_Written request:_
Can you repeat the lines word for word, starting at the first line below and ending at the line that contains "161, 563, 185]"?

_Data supplied:_
==*==
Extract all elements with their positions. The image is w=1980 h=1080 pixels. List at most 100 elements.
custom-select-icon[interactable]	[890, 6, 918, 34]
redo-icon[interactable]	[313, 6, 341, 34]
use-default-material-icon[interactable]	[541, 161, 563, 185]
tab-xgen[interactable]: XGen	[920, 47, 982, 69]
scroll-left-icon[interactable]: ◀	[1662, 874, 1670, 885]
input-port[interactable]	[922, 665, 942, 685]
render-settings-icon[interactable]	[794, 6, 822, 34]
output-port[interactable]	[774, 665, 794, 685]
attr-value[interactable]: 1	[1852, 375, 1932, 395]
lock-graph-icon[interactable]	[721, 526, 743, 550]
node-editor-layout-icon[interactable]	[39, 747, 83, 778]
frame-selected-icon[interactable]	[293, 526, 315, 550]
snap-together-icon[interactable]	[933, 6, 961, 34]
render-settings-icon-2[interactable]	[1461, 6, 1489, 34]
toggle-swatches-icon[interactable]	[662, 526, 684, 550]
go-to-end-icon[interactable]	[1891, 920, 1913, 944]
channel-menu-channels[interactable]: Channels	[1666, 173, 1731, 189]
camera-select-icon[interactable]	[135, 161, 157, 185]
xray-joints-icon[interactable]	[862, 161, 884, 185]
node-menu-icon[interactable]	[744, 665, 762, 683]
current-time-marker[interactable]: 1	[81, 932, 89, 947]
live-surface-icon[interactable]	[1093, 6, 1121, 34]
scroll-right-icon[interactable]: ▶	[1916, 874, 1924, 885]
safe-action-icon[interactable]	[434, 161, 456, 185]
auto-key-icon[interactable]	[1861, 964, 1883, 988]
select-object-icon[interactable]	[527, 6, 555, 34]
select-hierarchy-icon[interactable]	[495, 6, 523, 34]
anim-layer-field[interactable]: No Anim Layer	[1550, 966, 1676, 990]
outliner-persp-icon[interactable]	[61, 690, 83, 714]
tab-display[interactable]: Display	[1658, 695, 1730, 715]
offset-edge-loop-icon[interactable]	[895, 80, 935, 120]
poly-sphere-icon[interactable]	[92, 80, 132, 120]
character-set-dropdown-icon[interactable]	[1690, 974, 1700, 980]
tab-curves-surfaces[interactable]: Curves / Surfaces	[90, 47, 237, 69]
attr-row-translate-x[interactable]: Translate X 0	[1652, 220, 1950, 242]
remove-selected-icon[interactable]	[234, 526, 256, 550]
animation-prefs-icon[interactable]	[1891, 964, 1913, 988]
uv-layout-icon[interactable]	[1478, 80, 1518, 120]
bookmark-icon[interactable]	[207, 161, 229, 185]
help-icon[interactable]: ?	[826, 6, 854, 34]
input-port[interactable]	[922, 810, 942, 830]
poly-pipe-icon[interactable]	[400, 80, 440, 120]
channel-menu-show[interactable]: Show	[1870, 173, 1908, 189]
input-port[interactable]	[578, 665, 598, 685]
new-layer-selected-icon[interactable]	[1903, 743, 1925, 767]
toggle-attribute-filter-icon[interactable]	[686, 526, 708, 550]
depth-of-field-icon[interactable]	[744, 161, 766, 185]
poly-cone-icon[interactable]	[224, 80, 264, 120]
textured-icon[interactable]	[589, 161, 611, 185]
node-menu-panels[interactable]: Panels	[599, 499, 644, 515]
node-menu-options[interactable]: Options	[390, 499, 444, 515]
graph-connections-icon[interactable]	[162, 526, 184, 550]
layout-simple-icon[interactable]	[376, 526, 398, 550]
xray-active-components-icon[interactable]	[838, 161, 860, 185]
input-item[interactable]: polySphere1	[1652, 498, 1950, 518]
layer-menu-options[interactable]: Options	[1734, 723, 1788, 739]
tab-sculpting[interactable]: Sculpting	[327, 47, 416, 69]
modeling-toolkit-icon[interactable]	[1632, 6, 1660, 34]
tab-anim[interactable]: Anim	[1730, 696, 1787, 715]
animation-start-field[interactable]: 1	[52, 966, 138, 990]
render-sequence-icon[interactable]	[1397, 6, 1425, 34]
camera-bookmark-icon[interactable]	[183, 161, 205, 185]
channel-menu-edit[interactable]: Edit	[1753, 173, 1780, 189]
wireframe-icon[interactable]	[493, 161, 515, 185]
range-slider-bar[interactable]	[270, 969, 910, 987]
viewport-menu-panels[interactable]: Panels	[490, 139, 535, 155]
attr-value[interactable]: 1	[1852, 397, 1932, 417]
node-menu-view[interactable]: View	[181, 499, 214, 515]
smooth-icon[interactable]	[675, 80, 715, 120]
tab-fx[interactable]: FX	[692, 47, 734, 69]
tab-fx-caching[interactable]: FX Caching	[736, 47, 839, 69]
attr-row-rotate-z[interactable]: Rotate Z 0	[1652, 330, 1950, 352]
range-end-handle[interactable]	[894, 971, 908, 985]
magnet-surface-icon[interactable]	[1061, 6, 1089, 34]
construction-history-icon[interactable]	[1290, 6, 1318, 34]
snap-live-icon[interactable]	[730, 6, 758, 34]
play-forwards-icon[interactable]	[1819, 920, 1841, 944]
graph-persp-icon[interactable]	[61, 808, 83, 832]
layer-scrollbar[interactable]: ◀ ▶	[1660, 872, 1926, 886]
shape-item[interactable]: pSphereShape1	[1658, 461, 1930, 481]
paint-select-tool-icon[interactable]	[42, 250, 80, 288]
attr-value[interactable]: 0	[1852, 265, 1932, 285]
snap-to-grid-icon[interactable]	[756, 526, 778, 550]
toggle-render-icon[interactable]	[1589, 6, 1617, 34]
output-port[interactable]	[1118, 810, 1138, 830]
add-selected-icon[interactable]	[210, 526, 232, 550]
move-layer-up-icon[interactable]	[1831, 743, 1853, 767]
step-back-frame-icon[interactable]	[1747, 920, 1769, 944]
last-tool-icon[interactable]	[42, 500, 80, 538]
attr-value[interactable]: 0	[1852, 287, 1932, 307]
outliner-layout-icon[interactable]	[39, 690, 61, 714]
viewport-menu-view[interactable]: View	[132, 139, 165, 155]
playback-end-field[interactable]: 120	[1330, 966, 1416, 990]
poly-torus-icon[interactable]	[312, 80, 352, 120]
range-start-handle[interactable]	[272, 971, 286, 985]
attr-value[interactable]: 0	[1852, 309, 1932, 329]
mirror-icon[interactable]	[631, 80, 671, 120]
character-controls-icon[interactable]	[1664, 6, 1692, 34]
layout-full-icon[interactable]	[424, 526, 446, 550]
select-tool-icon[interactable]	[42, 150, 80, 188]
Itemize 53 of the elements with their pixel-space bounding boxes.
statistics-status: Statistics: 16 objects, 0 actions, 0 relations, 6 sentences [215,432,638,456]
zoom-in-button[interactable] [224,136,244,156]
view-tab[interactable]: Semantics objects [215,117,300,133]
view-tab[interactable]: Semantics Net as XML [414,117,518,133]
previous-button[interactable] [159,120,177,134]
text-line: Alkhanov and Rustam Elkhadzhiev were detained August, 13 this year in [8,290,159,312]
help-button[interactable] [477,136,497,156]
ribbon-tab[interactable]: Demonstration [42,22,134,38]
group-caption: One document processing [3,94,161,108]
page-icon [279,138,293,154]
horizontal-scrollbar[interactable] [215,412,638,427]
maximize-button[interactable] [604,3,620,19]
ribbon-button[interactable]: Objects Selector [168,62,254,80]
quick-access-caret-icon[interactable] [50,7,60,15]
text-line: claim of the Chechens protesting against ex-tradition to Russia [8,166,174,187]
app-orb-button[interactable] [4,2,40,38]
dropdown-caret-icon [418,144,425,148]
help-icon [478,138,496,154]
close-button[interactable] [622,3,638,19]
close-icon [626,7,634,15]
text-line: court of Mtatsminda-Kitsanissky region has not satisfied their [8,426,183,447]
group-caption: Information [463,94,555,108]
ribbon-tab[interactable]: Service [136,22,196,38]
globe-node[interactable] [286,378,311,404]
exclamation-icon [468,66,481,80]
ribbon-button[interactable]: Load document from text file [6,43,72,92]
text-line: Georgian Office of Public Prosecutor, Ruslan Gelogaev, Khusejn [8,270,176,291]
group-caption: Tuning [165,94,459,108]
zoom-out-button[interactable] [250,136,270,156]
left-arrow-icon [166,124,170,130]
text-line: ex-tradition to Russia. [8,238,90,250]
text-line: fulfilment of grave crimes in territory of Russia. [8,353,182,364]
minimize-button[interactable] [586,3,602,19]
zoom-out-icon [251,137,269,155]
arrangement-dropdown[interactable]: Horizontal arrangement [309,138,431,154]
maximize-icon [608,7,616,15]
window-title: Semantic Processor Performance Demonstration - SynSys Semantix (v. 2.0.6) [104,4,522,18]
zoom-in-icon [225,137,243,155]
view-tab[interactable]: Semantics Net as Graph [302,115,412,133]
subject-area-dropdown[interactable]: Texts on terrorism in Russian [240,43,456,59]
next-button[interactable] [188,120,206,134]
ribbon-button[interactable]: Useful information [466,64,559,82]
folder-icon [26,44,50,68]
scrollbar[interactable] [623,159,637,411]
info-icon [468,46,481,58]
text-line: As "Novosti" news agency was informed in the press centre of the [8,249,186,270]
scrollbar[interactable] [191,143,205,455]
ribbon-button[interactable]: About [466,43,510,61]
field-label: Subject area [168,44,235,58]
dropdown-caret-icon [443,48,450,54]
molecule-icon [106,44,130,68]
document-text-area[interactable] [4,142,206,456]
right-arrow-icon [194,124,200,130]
==*==
_Result of this exercise:_
Extract all elements with their positions. The image is w=1980 h=1080 pixels. List at most 100 elements.
custom-select-icon[interactable]	[890, 6, 918, 34]
redo-icon[interactable]	[313, 6, 341, 34]
use-default-material-icon[interactable]	[541, 161, 563, 185]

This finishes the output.